Task goal.
Rewrite the records from the start up to and including the line with "sender-name: Kevin xyxy=(92,648,128,663)", switching "body-line" to "text-line" and leaving everything else unchanged.

Records for processing.
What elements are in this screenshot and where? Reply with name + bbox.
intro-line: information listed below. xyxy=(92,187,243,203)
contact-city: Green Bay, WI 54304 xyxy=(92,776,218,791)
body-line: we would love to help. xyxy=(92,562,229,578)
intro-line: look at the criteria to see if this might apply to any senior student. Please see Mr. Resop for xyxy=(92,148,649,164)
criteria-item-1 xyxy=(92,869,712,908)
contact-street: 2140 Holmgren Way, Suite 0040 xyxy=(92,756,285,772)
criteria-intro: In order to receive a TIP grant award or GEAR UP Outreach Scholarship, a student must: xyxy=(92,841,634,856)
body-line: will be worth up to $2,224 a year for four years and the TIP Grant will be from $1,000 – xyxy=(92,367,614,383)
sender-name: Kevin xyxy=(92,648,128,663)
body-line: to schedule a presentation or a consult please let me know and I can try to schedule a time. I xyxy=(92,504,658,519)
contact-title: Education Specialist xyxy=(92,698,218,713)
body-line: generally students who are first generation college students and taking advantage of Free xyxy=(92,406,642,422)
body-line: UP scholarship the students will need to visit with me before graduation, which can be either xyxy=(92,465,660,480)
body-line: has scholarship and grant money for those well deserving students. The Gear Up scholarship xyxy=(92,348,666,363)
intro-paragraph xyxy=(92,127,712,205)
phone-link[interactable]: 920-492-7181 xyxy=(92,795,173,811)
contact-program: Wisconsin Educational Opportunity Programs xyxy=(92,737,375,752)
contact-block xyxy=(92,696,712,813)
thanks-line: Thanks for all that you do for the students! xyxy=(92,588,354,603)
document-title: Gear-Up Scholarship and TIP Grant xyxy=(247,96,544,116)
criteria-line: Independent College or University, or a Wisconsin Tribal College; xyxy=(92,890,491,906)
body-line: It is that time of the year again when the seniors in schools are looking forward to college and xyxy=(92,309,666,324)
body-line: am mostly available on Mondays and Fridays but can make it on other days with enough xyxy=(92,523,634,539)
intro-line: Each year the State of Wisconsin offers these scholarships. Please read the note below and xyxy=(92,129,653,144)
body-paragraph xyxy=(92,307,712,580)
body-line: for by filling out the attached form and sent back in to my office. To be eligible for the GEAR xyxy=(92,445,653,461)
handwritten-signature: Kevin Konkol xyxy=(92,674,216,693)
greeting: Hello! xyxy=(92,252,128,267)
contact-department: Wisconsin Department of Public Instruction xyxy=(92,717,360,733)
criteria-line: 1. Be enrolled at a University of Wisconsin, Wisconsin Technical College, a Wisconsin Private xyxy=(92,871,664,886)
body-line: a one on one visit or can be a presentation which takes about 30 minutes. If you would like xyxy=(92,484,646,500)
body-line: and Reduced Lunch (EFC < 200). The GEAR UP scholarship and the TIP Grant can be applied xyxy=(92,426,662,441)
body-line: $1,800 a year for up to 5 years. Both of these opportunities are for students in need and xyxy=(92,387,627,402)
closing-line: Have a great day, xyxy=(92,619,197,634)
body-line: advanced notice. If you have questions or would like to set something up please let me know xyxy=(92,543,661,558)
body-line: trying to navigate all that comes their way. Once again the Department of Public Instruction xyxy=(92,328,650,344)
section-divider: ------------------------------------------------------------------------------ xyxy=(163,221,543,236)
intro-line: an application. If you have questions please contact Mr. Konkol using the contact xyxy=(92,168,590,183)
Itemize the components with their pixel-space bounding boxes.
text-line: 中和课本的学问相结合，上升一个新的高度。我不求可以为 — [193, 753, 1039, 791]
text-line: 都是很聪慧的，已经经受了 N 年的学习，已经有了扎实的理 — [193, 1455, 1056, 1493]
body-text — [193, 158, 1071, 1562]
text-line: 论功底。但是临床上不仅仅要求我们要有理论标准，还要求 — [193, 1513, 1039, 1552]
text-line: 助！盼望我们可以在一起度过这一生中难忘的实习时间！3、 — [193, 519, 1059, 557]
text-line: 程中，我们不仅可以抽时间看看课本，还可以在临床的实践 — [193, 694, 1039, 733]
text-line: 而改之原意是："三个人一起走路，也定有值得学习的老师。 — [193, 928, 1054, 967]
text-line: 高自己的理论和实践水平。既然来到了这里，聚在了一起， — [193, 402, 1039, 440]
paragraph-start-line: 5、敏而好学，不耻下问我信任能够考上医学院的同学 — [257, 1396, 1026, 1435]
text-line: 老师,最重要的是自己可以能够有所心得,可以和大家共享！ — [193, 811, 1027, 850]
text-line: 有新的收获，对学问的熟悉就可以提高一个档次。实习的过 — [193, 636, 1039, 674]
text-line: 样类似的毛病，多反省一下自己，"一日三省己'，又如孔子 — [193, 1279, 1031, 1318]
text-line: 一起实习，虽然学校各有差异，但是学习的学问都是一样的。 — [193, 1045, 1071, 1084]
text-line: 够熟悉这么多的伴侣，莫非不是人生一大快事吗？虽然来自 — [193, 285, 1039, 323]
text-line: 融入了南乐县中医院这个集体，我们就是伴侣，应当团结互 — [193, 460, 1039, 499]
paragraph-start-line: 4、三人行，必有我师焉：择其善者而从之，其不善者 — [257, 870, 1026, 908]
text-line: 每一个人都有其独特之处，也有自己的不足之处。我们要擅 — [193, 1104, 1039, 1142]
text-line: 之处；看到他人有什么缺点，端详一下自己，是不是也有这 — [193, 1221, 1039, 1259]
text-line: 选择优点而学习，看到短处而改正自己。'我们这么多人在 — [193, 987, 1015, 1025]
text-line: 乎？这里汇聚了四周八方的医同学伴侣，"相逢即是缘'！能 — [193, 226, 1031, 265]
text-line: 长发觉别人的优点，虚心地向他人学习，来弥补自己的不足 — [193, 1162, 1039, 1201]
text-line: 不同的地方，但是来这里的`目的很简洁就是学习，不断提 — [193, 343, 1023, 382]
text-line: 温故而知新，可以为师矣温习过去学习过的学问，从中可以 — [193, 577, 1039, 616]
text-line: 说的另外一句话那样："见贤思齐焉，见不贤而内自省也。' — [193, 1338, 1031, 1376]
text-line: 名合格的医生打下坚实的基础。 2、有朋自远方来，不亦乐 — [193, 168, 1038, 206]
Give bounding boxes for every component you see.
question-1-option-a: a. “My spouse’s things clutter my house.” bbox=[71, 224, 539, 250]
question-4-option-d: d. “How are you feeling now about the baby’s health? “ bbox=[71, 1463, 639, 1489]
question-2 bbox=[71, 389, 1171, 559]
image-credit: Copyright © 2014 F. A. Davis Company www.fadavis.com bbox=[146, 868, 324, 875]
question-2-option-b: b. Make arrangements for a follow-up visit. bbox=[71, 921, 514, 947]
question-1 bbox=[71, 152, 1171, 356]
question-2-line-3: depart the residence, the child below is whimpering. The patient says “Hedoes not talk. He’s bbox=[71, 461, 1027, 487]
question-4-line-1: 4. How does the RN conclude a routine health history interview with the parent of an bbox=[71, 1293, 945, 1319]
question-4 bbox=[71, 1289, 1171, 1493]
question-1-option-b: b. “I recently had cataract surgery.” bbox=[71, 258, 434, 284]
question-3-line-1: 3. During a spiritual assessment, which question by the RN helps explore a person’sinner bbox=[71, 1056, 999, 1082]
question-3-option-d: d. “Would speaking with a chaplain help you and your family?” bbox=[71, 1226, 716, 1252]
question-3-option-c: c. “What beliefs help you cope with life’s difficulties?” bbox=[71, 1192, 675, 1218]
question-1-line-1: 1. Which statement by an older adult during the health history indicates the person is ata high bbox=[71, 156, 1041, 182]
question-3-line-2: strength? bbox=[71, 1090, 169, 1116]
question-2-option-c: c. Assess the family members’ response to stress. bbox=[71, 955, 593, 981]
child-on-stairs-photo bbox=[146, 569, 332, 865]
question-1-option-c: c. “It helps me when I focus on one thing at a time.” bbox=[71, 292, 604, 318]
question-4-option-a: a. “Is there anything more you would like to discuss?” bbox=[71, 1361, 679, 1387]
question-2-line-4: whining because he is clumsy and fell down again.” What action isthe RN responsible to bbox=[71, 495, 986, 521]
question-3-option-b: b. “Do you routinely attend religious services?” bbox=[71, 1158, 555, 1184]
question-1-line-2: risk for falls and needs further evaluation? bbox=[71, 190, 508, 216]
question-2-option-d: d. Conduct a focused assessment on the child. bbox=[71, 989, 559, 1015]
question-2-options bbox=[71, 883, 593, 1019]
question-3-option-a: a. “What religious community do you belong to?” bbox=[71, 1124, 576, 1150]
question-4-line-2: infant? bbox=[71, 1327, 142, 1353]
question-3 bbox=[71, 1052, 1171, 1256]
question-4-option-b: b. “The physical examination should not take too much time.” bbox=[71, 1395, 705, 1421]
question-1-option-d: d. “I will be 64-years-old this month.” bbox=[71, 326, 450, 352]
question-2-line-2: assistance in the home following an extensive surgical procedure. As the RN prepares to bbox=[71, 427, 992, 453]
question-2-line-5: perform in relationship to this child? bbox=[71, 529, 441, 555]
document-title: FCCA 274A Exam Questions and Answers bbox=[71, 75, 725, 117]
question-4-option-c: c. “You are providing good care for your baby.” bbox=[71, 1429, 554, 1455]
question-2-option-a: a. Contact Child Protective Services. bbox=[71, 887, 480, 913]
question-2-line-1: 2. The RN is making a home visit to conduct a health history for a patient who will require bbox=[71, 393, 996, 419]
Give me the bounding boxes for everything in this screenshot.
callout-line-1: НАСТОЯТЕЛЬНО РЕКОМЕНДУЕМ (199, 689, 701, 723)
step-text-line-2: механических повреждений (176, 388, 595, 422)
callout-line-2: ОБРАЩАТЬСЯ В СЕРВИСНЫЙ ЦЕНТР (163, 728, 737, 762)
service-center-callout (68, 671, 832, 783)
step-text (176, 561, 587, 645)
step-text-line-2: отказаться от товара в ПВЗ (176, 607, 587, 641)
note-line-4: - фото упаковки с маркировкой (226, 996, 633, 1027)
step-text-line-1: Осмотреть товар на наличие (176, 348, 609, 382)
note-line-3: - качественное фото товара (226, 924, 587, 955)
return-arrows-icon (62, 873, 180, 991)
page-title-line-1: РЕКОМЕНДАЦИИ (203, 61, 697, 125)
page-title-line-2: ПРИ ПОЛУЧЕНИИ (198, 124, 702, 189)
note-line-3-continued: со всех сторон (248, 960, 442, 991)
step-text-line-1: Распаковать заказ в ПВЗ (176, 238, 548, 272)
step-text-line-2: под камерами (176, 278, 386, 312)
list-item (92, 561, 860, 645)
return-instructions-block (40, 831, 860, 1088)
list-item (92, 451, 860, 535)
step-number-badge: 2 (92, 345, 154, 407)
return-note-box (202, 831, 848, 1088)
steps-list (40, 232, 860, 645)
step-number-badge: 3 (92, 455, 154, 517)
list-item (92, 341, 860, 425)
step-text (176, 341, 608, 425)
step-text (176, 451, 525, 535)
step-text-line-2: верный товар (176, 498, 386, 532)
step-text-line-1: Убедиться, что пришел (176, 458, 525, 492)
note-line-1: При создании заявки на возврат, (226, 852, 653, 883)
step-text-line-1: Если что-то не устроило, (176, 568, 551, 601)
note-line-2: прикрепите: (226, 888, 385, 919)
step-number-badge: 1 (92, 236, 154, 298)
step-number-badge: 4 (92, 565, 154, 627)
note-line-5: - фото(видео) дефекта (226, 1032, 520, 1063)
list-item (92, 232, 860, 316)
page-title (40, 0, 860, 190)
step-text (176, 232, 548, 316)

Response to the exercise.
What elements are in this screenshot and where? Reply with name + bbox.
intro-line: information listed below. xyxy=(92,187,243,203)
contact-city: Green Bay, WI 54304 xyxy=(92,776,218,791)
text-line: we would love to help. xyxy=(92,562,229,578)
intro-line: look at the criteria to see if this might apply to any senior student. Please see Mr. Resop for xyxy=(92,148,649,164)
criteria-item-1 xyxy=(92,869,712,908)
contact-street: 2140 Holmgren Way, Suite 0040 xyxy=(92,756,285,772)
criteria-intro: In order to receive a TIP grant award or GEAR UP Outreach Scholarship, a student must: xyxy=(92,841,634,856)
text-line: will be worth up to $2,224 a year for four years and the TIP Grant will be from $1,000 – xyxy=(92,367,614,383)
sender-name: Kevin xyxy=(92,648,128,663)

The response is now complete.